Directions:
Set down every line of the records below verbatim, without altering, omitting, or reordering anything.
-------- Data to use --------
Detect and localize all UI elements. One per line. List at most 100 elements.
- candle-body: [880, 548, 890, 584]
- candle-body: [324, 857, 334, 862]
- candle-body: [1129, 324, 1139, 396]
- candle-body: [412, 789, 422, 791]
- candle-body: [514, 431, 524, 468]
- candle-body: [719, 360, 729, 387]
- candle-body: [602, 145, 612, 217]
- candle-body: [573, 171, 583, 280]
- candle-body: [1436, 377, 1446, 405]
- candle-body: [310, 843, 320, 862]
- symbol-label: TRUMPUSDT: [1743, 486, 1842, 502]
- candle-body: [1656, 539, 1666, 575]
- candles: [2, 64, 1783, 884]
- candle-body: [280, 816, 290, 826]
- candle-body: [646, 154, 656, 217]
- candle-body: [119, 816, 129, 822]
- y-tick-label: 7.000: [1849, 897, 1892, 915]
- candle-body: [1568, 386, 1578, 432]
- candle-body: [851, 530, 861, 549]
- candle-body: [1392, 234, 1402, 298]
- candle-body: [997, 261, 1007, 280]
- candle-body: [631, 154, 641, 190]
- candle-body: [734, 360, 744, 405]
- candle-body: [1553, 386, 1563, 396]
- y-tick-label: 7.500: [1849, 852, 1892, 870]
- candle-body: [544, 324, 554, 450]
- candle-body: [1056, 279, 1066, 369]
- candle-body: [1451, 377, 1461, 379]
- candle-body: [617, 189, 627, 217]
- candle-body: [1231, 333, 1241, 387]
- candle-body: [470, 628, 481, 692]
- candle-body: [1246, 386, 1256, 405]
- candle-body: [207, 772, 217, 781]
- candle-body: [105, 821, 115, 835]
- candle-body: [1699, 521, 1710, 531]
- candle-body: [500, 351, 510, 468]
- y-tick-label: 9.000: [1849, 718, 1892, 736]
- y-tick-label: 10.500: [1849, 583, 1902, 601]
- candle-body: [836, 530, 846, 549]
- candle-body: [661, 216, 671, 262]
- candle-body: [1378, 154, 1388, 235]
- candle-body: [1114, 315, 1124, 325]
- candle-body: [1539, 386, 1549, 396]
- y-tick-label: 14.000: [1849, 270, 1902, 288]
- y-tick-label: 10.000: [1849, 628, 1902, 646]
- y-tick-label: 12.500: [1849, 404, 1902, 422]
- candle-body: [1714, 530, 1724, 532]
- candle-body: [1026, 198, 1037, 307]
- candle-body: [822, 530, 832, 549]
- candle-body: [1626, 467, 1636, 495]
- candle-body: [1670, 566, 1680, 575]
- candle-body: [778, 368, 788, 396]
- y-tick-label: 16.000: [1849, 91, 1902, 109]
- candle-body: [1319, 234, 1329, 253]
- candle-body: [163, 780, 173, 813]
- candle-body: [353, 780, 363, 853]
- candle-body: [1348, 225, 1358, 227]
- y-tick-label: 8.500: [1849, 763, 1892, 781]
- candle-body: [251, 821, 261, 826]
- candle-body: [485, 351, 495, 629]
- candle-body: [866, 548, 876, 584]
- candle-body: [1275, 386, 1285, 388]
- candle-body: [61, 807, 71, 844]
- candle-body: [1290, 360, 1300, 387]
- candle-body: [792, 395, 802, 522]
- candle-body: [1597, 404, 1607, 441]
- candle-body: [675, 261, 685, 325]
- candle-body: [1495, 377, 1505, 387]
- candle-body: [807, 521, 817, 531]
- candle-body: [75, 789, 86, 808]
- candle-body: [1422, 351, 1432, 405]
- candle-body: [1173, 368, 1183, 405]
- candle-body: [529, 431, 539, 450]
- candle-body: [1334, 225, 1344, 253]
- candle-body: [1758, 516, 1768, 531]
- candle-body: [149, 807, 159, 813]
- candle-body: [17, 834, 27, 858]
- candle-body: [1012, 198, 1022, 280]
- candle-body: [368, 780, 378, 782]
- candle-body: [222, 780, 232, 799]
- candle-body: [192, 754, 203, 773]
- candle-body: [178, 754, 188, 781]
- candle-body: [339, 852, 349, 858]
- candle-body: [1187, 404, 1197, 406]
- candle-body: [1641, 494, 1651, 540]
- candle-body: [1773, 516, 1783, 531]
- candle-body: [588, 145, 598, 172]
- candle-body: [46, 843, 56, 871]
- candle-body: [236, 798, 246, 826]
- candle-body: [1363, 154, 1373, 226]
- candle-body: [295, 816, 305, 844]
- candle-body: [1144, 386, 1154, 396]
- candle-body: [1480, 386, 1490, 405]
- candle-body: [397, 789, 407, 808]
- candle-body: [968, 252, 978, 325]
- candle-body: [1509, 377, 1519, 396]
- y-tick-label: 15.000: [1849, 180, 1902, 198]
--------
Written solution:
Detect and localize all UI elements. One per line. List at most 100 elements.
- candle-body: [880, 548, 890, 584]
- candle-body: [324, 857, 334, 862]
- candle-body: [1129, 324, 1139, 396]
- candle-body: [412, 789, 422, 791]
- candle-body: [514, 431, 524, 468]
- candle-body: [719, 360, 729, 387]
- candle-body: [602, 145, 612, 217]
- candle-body: [573, 171, 583, 280]
- candle-body: [1436, 377, 1446, 405]
- candle-body: [310, 843, 320, 862]
- symbol-label: TRUMPUSDT: [1743, 486, 1842, 502]
- candle-body: [1656, 539, 1666, 575]
- candles: [2, 64, 1783, 884]
- candle-body: [280, 816, 290, 826]
- candle-body: [646, 154, 656, 217]
- candle-body: [119, 816, 129, 822]
- y-tick-label: 7.000: [1849, 897, 1892, 915]
- candle-body: [1568, 386, 1578, 432]
- candle-body: [851, 530, 861, 549]
- candle-body: [1392, 234, 1402, 298]
- candle-body: [997, 261, 1007, 280]
- candle-body: [631, 154, 641, 190]
- candle-body: [734, 360, 744, 405]
- candle-body: [1553, 386, 1563, 396]
- y-tick-label: 7.500: [1849, 852, 1892, 870]
- candle-body: [544, 324, 554, 450]
- candle-body: [1056, 279, 1066, 369]
- candle-body: [1451, 377, 1461, 379]
- candle-body: [617, 189, 627, 217]
- candle-body: [1231, 333, 1241, 387]
- candle-body: [470, 628, 481, 692]
- candle-body: [1246, 386, 1256, 405]
- candle-body: [207, 772, 217, 781]
- candle-body: [105, 821, 115, 835]
- candle-body: [1699, 521, 1710, 531]
- candle-body: [500, 351, 510, 468]
- y-tick-label: 9.000: [1849, 718, 1892, 736]
- y-tick-label: 10.500: [1849, 583, 1902, 601]
- candle-body: [836, 530, 846, 549]
- candle-body: [661, 216, 671, 262]
- candle-body: [1378, 154, 1388, 235]
- candle-body: [1114, 315, 1124, 325]
- candle-body: [1539, 386, 1549, 396]
- y-tick-label: 14.000: [1849, 270, 1902, 288]
- y-tick-label: 10.000: [1849, 628, 1902, 646]
- y-tick-label: 12.500: [1849, 404, 1902, 422]
- candle-body: [1714, 530, 1724, 532]
- candle-body: [1026, 198, 1037, 307]
- candle-body: [822, 530, 832, 549]
- candle-body: [1626, 467, 1636, 495]
- candle-body: [1670, 566, 1680, 575]
- candle-body: [778, 368, 788, 396]
- y-tick-label: 16.000: [1849, 91, 1902, 109]
- candle-body: [1319, 234, 1329, 253]
- candle-body: [163, 780, 173, 813]
- candle-body: [353, 780, 363, 853]
- candle-body: [1348, 225, 1358, 227]
- y-tick-label: 8.500: [1849, 763, 1892, 781]
- candle-body: [251, 821, 261, 826]
- candle-body: [485, 351, 495, 629]
- candle-body: [866, 548, 876, 584]
- candle-body: [1275, 386, 1285, 388]
- candle-body: [61, 807, 71, 844]
- candle-body: [1290, 360, 1300, 387]
- candle-body: [792, 395, 802, 522]
- candle-body: [1597, 404, 1607, 441]
- candle-body: [675, 261, 685, 325]
- candle-body: [1495, 377, 1505, 387]
- candle-body: [807, 521, 817, 531]
- candle-body: [75, 789, 86, 808]
- candle-body: [1422, 351, 1432, 405]
- candle-body: [1173, 368, 1183, 405]
- candle-body: [529, 431, 539, 450]
- candle-body: [1334, 225, 1344, 253]
- candle-body: [1758, 516, 1768, 531]
- candle-body: [149, 807, 159, 813]
- candle-body: [17, 834, 27, 858]
- candle-body: [1012, 198, 1022, 280]
- candle-body: [368, 780, 378, 782]
- candle-body: [222, 780, 232, 799]
- candle-body: [192, 754, 203, 773]
- candle-body: [178, 754, 188, 781]
- candle-body: [339, 852, 349, 858]
- candle-body: [1187, 404, 1197, 406]
- candle-body: [1641, 494, 1651, 540]
- candle-body: [1773, 516, 1783, 531]
- candle-body: [588, 145, 598, 172]
- candle-body: [46, 843, 56, 871]
- candle-body: [236, 798, 246, 826]
- candle-body: [1363, 154, 1373, 226]
- candle-body: [295, 816, 305, 844]
- candle-body: [1144, 386, 1154, 396]
- candle-body: [1480, 386, 1490, 405]
- candle-body: [397, 789, 407, 808]
- candle-body: [968, 252, 978, 325]
- candle-body: [1509, 377, 1519, 396]
- y-tick-label: 15.000: [1849, 180, 1902, 198]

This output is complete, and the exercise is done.